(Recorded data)
========
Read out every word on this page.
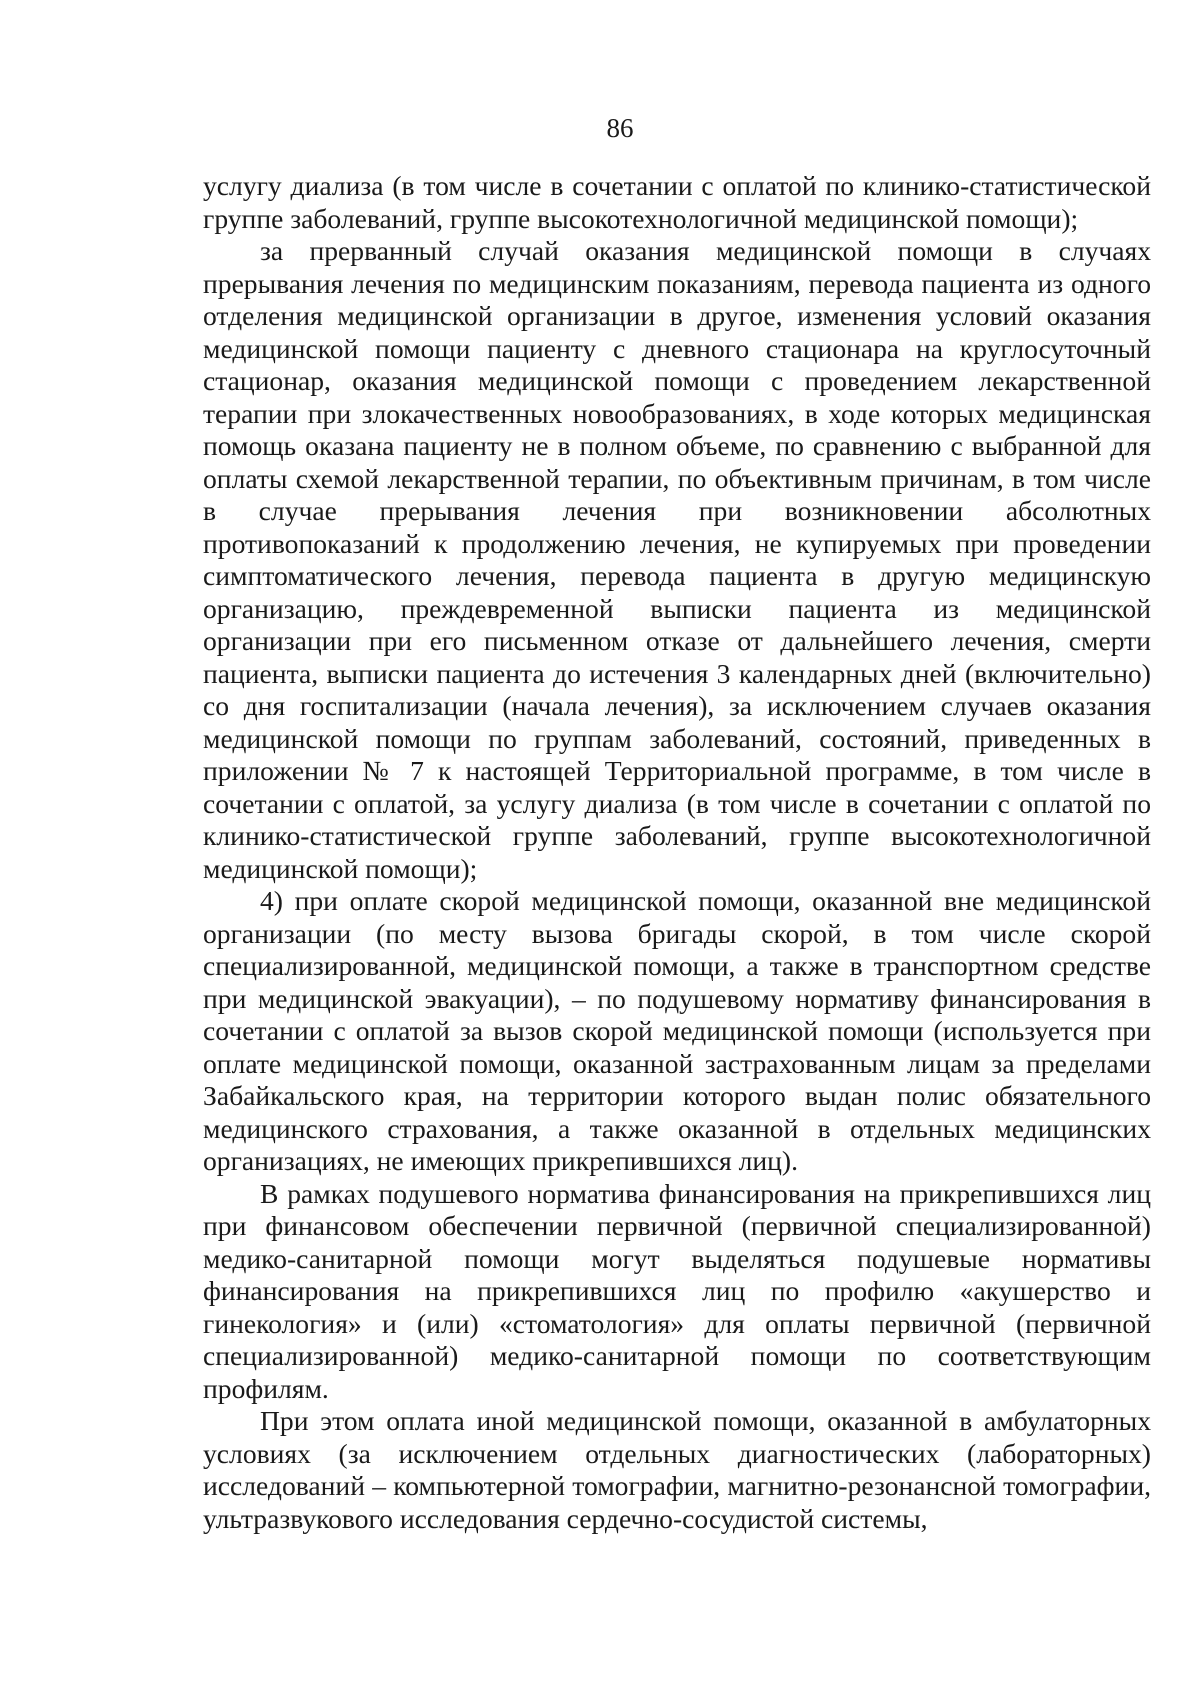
86

услугу диализа (в том числе в сочетании с оплатой по клинико-статистической группе заболеваний, группе высокотехнологичной медицинской помощи);

за прерванный случай оказания медицинской помощи в случаях прерывания лечения по медицинским показаниям, перевода пациента из одного отделения медицинской организации в другое, изменения условий оказания медицинской помощи пациенту с дневного стационара на круглосуточный стационар, оказания медицинской помощи с проведением лекарственной терапии при злокачественных новообразованиях, в ходе которых медицинская помощь оказана пациенту не в полном объеме, по сравнению с выбранной для оплаты схемой лекарственной терапии, по объективным причинам, в том числе в случае прерывания лечения при возникновении абсолютных противопоказаний к продолжению лечения, не купируемых при проведении симптоматического лечения, перевода пациента в другую медицинскую организацию, преждевременной выписки пациента из медицинской организации при его письменном отказе от дальнейшего лечения, смерти пациента, выписки пациента до истечения 3 календарных дней (включительно) со дня госпитализации (начала лечения), за исключением случаев оказания медицинской помощи по группам заболеваний, состояний, приведенных в приложении № 7 к настоящей Территориальной программе, в том числе в сочетании с оплатой, за услугу диализа (в том числе в сочетании с оплатой по клинико-статистической группе заболеваний, группе высокотехнологичной медицинской помощи);

4) при оплате скорой медицинской помощи, оказанной вне медицинской организации (по месту вызова бригады скорой, в том числе скорой специализированной, медицинской помощи, а также в транспортном средстве при медицинской эвакуации), – по подушевому нормативу финансирования в сочетании с оплатой за вызов скорой медицинской помощи (используется при оплате медицинской помощи, оказанной застрахованным лицам за пределами Забайкальского края, на территории которого выдан полис обязательного медицинского страхования, а также оказанной в отдельных медицинских организациях, не имеющих прикрепившихся лиц).

В рамках подушевого норматива финансирования на прикрепившихся лиц при финансовом обеспечении первичной (первичной специализированной) медико-санитарной помощи могут выделяться подушевые нормативы финансирования на прикрепившихся лиц по профилю «акушерство и гинекология» и (или) «стоматология» для оплаты первичной (первичной специализированной) медико-санитарной помощи по соответствующим профилям.

При этом оплата иной медицинской помощи, оказанной в амбулаторных условиях (за исключением отдельных диагностических (лабораторных) исследований – компьютерной томографии, магнитно-резонансной томографии, ультразвукового исследования сердечно-сосудистой системы,
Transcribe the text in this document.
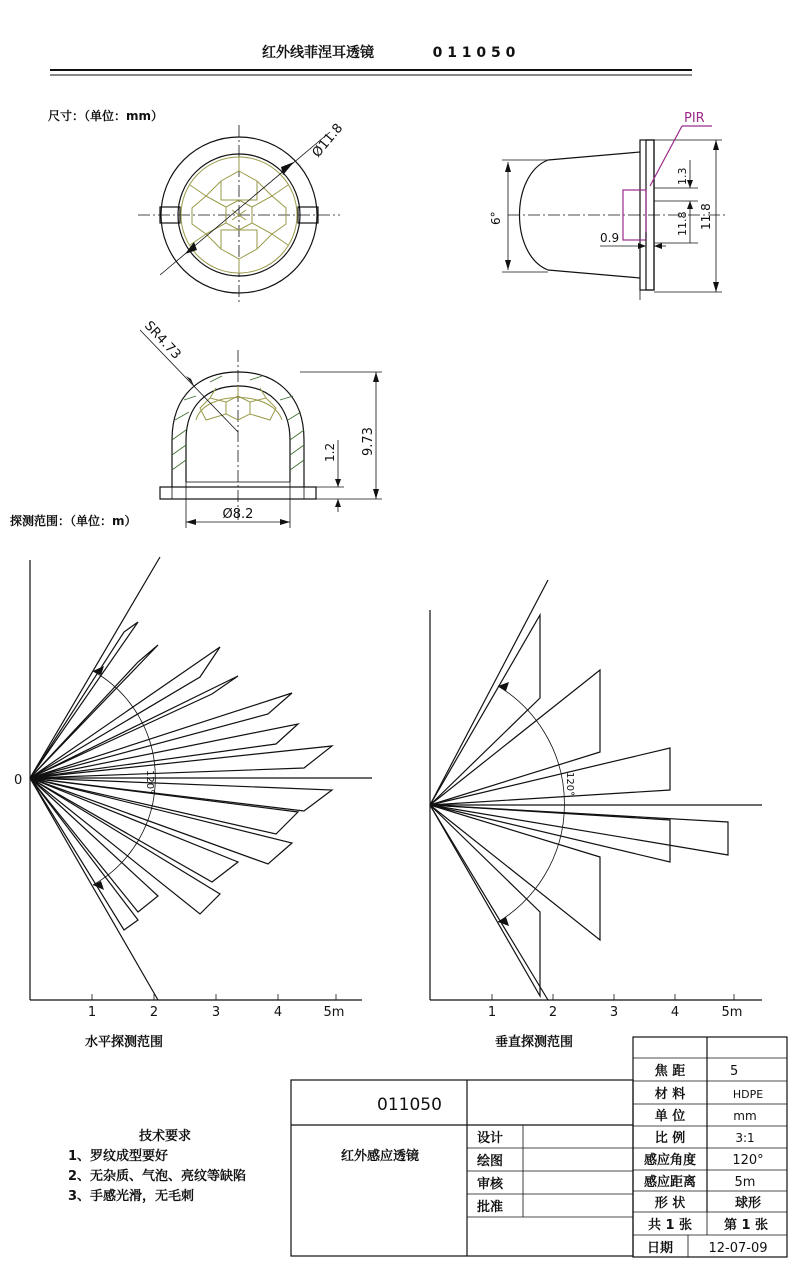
红外线菲涅耳透镜	0 1 1 0 5 0
尺寸：（单位：mm）
Ø11.8
6°	11.8
PIR
1.3
11.8
0.9
SR4.73
9.73
1.2
Ø8.2
探测范围：（单位：m）
0	120°
1	2	3	4	5m
水平探测范围
120°
1	2	3	4	5m
垂直探测范围
技术要求
1、罗纹成型要好
2、无杂质、气泡、亮纹等缺陷
3、手感光滑，无毛刺
011050
红外感应透镜
设计
绘图
审核
批准
焦 距	5
材 料	HDPE
单 位	mm
比 例	3:1
感应角度	120°
感应距离	5m
形 状	球形
共 1 张 第 1 张
日期	12-07-09
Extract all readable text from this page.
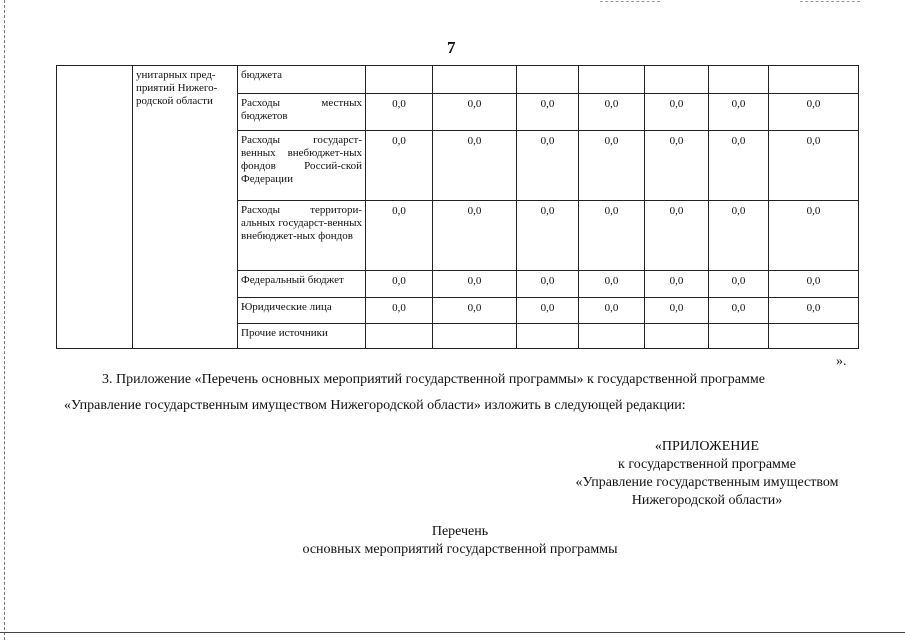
7
	унитарных пред-приятий Нижего-родской области	бюджета							
		Расходы местных бюджетов	0,0	0,0	0,0	0,0	0,0	0,0	0,0
		Расходы государст-венных внебюджет-ных фондов Россий-ской Федерации	0,0	0,0	0,0	0,0	0,0	0,0	0,0
		Расходы территори-альных государст-венных внебюджет-ных фондов	0,0	0,0	0,0	0,0	0,0	0,0	0,0
		Федеральный бюджет	0,0	0,0	0,0	0,0	0,0	0,0	0,0
		Юридические лица	0,0	0,0	0,0	0,0	0,0	0,0	0,0
		Прочие источники							
».
3. Приложение «Перечень основных мероприятий государственной программы» к государственной программе
«Управление государственным имуществом Нижегородской области» изложить в следующей редакции:
«ПРИЛОЖЕНИЕ
к государственной программе
«Управление государственным имуществом
Нижегородской области»
Перечень
основных мероприятий государственной программы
========
### [What is needed]
Quote, word for word and nothing more, every line from the line with "Transcribe the text in this document." to the end of the entries, including both ends; skip any pictures.

### [Solution for this exercise]
Transcribe the text in this document.
红外线菲涅耳透镜	0 1 1 0 5 0
尺寸：（单位：mm）
Ø11.8
6°	11.8
PIR
1.3
11.8
0.9
SR4.73
9.73
1.2
Ø8.2
探测范围：（单位：m）
0	120°
1	2	3	4	5m
水平探测范围
120°
1	2	3	4	5m
垂直探测范围
技术要求
1、罗纹成型要好
2、无杂质、气泡、亮纹等缺陷
3、手感光滑，无毛刺
011050
红外感应透镜
设计
绘图
审核
批准
焦 距	5
材 料	HDPE
单 位	mm
比 例	3:1
感应角度	120°
感应距离	5m
形 状	球形
共 1 张 第 1 张
日期	12-07-09
Extract all readable text from this page.
7
	унитарных пред-приятий Нижего-родской области	бюджета							
		Расходы местных бюджетов	0,0	0,0	0,0	0,0	0,0	0,0	0,0
		Расходы государст-венных внебюджет-ных фондов Россий-ской Федерации	0,0	0,0	0,0	0,0	0,0	0,0	0,0
		Расходы территори-альных государст-венных внебюджет-ных фондов	0,0	0,0	0,0	0,0	0,0	0,0	0,0
		Федеральный бюджет	0,0	0,0	0,0	0,0	0,0	0,0	0,0
		Юридические лица	0,0	0,0	0,0	0,0	0,0	0,0	0,0
		Прочие источники							
».
3. Приложение «Перечень основных мероприятий государственной программы» к государственной программе
«Управление государственным имуществом Нижегородской области» изложить в следующей редакции:
«ПРИЛОЖЕНИЕ
к государственной программе
«Управление государственным имуществом
Нижегородской области»
Перечень
основных мероприятий государственной программы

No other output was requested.